### ABOUT THIS TASK
Please retype the news piece below about the Bengaluru women writers' festival in full, keeping every word and mark unchanged.

### SOURCE TEXT
Bengaluru, Aug 22, 2017: In today’s era, it would be wrong to say that there is a dearth of female writers or no female writers at all. From illustrated novels to mythology and humorous copies to science fiction — it would be a mistake to pigeonhole these writing styles as the male-centric. Definitely not when there are a plethora of women writers existent in this domain.

Here is a chance to all the women authors out there to showcase their talent to the city with an initiative called “SheThePeople”. It is a storytelling platform that invigorates women to swap ideas and work in a well-accorded manner.

[bctt tweet=”The Women Writers’ Fest is being organised primarily for the first time in Bengaluru on August 24. ” username=”NewsGramdotcom”]

Also Read: Women Writers’ Festival will discuss issues that shape Women Professionals in the 21st Century 

Pronouncing it as a  celebration of the Indian women writers, publishers, storytellers, editors and novelist, the communications consultant Rupali Mehra, also associated with the event, stated: “We have conducted two events in Delhi and Mumbai. Bengaluru was chosen this time as it has produced talented women authors and poets and has a vibrant reading culture,” mentioned The Hindu report.

(Document layout analysis data)
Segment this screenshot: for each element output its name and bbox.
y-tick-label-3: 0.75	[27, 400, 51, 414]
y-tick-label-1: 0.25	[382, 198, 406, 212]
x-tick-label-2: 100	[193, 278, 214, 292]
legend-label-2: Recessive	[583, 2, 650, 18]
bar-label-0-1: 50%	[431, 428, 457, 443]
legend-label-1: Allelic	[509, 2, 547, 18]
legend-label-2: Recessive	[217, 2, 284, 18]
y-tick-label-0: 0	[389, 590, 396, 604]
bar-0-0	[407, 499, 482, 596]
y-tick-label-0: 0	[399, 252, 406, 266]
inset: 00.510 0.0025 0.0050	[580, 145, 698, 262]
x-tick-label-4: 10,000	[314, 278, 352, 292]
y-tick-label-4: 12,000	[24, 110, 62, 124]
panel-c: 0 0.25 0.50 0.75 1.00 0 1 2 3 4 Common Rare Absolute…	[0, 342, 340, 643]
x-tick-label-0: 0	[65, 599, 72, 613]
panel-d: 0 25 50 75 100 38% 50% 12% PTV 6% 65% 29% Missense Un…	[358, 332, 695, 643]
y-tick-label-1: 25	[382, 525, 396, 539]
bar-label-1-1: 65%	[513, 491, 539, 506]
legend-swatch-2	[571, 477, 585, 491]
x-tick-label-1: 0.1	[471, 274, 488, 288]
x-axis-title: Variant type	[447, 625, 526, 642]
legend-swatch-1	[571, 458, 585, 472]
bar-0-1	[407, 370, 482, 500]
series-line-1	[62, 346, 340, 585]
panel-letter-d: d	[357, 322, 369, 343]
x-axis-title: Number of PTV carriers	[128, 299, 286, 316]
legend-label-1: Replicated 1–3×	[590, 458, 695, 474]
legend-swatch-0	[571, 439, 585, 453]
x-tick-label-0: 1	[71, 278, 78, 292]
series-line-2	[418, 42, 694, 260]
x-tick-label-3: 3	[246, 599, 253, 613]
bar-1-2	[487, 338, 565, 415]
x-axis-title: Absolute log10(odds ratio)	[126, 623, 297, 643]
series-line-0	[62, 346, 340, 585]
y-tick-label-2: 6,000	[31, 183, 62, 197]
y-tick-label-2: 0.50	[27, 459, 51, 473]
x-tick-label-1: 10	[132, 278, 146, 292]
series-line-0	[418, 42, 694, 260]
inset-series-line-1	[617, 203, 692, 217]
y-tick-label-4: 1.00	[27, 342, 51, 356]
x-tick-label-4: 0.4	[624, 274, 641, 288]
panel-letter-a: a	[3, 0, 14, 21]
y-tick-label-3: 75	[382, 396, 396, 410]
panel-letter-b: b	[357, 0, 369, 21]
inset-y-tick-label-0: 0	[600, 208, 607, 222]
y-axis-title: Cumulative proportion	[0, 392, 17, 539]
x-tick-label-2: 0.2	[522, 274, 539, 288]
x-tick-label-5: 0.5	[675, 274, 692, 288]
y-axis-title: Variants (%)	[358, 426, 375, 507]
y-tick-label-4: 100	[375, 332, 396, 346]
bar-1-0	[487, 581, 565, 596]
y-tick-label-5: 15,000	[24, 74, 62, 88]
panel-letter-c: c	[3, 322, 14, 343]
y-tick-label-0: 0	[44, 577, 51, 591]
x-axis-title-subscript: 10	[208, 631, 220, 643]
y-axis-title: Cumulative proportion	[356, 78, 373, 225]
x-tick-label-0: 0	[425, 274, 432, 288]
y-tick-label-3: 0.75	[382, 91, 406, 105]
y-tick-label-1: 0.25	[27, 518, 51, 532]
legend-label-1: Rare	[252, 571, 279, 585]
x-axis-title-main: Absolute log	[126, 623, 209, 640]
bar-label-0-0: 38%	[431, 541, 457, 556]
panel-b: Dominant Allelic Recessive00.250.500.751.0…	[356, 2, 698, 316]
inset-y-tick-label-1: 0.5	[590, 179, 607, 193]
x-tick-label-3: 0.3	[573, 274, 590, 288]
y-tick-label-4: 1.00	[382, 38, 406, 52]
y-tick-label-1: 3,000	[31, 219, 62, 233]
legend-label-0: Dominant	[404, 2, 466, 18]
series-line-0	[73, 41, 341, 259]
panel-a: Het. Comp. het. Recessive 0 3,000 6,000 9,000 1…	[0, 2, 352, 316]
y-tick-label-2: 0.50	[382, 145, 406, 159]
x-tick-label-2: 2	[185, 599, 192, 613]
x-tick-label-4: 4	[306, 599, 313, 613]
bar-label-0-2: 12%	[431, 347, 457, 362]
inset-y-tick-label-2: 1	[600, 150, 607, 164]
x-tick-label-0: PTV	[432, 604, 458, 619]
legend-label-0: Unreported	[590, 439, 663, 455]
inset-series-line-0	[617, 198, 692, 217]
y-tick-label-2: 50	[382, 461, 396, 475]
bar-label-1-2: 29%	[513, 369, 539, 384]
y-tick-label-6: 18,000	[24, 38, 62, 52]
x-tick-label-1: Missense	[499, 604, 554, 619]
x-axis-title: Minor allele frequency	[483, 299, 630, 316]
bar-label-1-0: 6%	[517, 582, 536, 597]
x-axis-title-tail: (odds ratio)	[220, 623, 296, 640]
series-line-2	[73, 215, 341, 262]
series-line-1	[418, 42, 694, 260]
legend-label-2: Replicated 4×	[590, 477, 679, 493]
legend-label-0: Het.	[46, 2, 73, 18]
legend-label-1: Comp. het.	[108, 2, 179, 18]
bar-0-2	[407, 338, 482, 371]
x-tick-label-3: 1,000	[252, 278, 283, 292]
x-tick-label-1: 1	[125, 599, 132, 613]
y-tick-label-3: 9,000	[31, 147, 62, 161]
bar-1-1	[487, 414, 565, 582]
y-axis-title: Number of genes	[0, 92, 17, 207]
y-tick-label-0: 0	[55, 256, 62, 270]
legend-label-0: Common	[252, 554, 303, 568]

### FINISHED EXERCISE
Bengaluru, Aug 22, 2017: In today’s era, it would be wrong to say that there is a dearth of female writers or no female writers at all. From illustrated novels to mythology and humorous copies to science fiction — it would be a mistake to pigeonhole these writing styles as the male-centric. Definitely not when there are a plethora of women writers existent in this domain.

Here is a chance to all the women authors out there to showcase their talent to the city with an initiative called “SheThePeople”. It is a storytelling platform that invigorates women to swap ideas and work in a well-accorded manner.

[bctt tweet=”The Women Writers’ Fest is being organised primarily for the first time in Bengaluru on August 24. ” username=”NewsGramdotcom”]

Also Read: Women Writers’ Festival will discuss issues that shape Women Professionals in the 21st Century 

Pronouncing it as a  celebration of the Indian women writers, publishers, storytellers, editors and novelist, the communications consultant Rupali Mehra, also associated with the event, stated: “We have conducted two events in Delhi and Mumbai. Bengaluru was chosen this time as it has produced talented women authors and poets and has a vibrant reading culture,” mentioned The Hindu report.